-- START OF MATERIAL TO PROCESS --

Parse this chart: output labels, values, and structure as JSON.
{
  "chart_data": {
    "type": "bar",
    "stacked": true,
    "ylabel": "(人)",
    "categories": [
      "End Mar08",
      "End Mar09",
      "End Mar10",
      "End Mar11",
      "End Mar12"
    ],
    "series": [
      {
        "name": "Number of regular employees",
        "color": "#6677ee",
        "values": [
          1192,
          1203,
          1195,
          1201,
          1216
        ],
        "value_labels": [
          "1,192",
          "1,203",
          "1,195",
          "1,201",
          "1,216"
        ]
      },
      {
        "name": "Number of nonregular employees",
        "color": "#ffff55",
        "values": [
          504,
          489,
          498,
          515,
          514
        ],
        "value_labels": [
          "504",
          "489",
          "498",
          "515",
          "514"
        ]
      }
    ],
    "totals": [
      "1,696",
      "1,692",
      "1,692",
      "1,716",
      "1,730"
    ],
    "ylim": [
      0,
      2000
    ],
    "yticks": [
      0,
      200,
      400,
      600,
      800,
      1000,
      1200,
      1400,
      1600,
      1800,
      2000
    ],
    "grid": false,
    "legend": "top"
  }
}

-- END OF MATERIAL TO PROCESS --

SET PROBLEM:
Look through the material above and work out how many of its lines contain "name". State the number only.

RESPONSE:
2